- GOAL -
Copy out every record precisely.

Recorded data
-------------------------
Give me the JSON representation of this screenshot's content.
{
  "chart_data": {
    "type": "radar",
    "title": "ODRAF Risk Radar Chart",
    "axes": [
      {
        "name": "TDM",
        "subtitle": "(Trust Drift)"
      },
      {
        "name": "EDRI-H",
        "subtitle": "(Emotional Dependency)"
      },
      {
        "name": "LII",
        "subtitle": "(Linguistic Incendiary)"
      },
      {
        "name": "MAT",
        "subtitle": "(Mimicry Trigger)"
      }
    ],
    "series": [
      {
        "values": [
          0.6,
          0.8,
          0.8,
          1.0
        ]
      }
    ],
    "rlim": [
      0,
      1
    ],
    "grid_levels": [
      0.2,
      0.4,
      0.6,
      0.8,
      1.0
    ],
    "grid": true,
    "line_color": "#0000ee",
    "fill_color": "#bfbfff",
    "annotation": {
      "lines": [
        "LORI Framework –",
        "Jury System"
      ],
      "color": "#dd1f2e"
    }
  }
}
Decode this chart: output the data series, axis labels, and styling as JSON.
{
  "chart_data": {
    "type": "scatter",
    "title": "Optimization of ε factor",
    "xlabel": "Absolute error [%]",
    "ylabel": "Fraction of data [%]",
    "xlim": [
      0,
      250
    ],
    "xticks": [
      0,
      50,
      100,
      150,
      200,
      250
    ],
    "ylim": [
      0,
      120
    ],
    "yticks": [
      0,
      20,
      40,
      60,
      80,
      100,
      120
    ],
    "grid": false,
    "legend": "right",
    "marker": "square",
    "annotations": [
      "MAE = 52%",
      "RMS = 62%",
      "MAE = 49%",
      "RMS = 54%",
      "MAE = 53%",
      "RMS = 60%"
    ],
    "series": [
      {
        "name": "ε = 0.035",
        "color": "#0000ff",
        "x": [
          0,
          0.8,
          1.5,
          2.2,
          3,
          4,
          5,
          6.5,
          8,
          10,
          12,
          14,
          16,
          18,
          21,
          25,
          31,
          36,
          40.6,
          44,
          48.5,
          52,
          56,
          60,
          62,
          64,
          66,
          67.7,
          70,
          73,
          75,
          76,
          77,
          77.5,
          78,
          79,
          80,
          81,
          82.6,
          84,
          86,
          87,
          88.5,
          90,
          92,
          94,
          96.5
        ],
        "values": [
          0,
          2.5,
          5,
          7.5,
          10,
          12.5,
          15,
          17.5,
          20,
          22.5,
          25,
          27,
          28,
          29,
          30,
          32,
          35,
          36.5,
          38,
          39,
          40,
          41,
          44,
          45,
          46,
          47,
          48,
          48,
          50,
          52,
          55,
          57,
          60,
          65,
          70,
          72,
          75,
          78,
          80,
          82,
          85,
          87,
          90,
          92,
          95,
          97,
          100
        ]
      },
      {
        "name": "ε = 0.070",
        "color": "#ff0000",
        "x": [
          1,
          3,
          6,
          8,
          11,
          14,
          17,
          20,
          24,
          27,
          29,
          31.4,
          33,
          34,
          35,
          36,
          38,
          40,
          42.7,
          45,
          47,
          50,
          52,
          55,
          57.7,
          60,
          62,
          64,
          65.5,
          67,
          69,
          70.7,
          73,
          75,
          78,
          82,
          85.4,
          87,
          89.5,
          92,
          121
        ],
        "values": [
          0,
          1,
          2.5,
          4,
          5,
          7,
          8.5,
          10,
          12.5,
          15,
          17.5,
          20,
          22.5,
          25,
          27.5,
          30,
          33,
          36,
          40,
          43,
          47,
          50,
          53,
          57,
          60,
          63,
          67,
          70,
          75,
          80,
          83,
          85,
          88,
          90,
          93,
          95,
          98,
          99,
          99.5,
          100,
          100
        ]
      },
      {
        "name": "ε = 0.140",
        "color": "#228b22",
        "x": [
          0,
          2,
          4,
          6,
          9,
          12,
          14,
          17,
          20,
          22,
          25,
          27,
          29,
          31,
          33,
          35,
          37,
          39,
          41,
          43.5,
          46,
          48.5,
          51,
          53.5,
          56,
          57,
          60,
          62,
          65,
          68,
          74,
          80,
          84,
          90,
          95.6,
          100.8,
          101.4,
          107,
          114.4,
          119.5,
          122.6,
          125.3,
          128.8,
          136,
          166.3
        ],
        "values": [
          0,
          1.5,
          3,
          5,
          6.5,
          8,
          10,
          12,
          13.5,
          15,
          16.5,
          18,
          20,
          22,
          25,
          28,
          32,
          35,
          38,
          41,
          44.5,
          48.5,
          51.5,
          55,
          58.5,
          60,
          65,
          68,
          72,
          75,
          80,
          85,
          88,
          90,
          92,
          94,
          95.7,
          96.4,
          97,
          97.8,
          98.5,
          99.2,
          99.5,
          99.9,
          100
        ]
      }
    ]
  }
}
-------------------------
- REPLY -
Give me the JSON representation of this screenshot's content.
{
  "chart_data": {
    "type": "radar",
    "title": "ODRAF Risk Radar Chart",
    "axes": [
      {
        "name": "TDM",
        "subtitle": "(Trust Drift)"
      },
      {
        "name": "EDRI-H",
        "subtitle": "(Emotional Dependency)"
      },
      {
        "name": "LII",
        "subtitle": "(Linguistic Incendiary)"
      },
      {
        "name": "MAT",
        "subtitle": "(Mimicry Trigger)"
      }
    ],
    "series": [
      {
        "values": [
          0.6,
          0.8,
          0.8,
          1.0
        ]
      }
    ],
    "rlim": [
      0,
      1
    ],
    "grid_levels": [
      0.2,
      0.4,
      0.6,
      0.8,
      1.0
    ],
    "grid": true,
    "line_color": "#0000ee",
    "fill_color": "#bfbfff",
    "annotation": {
      "lines": [
        "LORI Framework –",
        "Jury System"
      ],
      "color": "#dd1f2e"
    }
  }
}
Decode this chart: output the data series, axis labels, and styling as JSON.
{
  "chart_data": {
    "type": "scatter",
    "title": "Optimization of ε factor",
    "xlabel": "Absolute error [%]",
    "ylabel": "Fraction of data [%]",
    "xlim": [
      0,
      250
    ],
    "xticks": [
      0,
      50,
      100,
      150,
      200,
      250
    ],
    "ylim": [
      0,
      120
    ],
    "yticks": [
      0,
      20,
      40,
      60,
      80,
      100,
      120
    ],
    "grid": false,
    "legend": "right",
    "marker": "square",
    "annotations": [
      "MAE = 52%",
      "RMS = 62%",
      "MAE = 49%",
      "RMS = 54%",
      "MAE = 53%",
      "RMS = 60%"
    ],
    "series": [
      {
        "name": "ε = 0.035",
        "color": "#0000ff",
        "x": [
          0,
          0.8,
          1.5,
          2.2,
          3,
          4,
          5,
          6.5,
          8,
          10,
          12,
          14,
          16,
          18,
          21,
          25,
          31,
          36,
          40.6,
          44,
          48.5,
          52,
          56,
          60,
          62,
          64,
          66,
          67.7,
          70,
          73,
          75,
          76,
          77,
          77.5,
          78,
          79,
          80,
          81,
          82.6,
          84,
          86,
          87,
          88.5,
          90,
          92,
          94,
          96.5
        ],
        "values": [
          0,
          2.5,
          5,
          7.5,
          10,
          12.5,
          15,
          17.5,
          20,
          22.5,
          25,
          27,
          28,
          29,
          30,
          32,
          35,
          36.5,
          38,
          39,
          40,
          41,
          44,
          45,
          46,
          47,
          48,
          48,
          50,
          52,
          55,
          57,
          60,
          65,
          70,
          72,
          75,
          78,
          80,
          82,
          85,
          87,
          90,
          92,
          95,
          97,
          100
        ]
      },
      {
        "name": "ε = 0.070",
        "color": "#ff0000",
        "x": [
          1,
          3,
          6,
          8,
          11,
          14,
          17,
          20,
          24,
          27,
          29,
          31.4,
          33,
          34,
          35,
          36,
          38,
          40,
          42.7,
          45,
          47,
          50,
          52,
          55,
          57.7,
          60,
          62,
          64,
          65.5,
          67,
          69,
          70.7,
          73,
          75,
          78,
          82,
          85.4,
          87,
          89.5,
          92,
          121
        ],
        "values": [
          0,
          1,
          2.5,
          4,
          5,
          7,
          8.5,
          10,
          12.5,
          15,
          17.5,
          20,
          22.5,
          25,
          27.5,
          30,
          33,
          36,
          40,
          43,
          47,
          50,
          53,
          57,
          60,
          63,
          67,
          70,
          75,
          80,
          83,
          85,
          88,
          90,
          93,
          95,
          98,
          99,
          99.5,
          100,
          100
        ]
      },
      {
        "name": "ε = 0.140",
        "color": "#228b22",
        "x": [
          0,
          2,
          4,
          6,
          9,
          12,
          14,
          17,
          20,
          22,
          25,
          27,
          29,
          31,
          33,
          35,
          37,
          39,
          41,
          43.5,
          46,
          48.5,
          51,
          53.5,
          56,
          57,
          60,
          62,
          65,
          68,
          74,
          80,
          84,
          90,
          95.6,
          100.8,
          101.4,
          107,
          114.4,
          119.5,
          122.6,
          125.3,
          128.8,
          136,
          166.3
        ],
        "values": [
          0,
          1.5,
          3,
          5,
          6.5,
          8,
          10,
          12,
          13.5,
          15,
          16.5,
          18,
          20,
          22,
          25,
          28,
          32,
          35,
          38,
          41,
          44.5,
          48.5,
          51.5,
          55,
          58.5,
          60,
          65,
          68,
          72,
          75,
          80,
          85,
          88,
          90,
          92,
          94,
          95.7,
          96.4,
          97,
          97.8,
          98.5,
          99.2,
          99.5,
          99.9,
          100
        ]
      }
    ]
  }
}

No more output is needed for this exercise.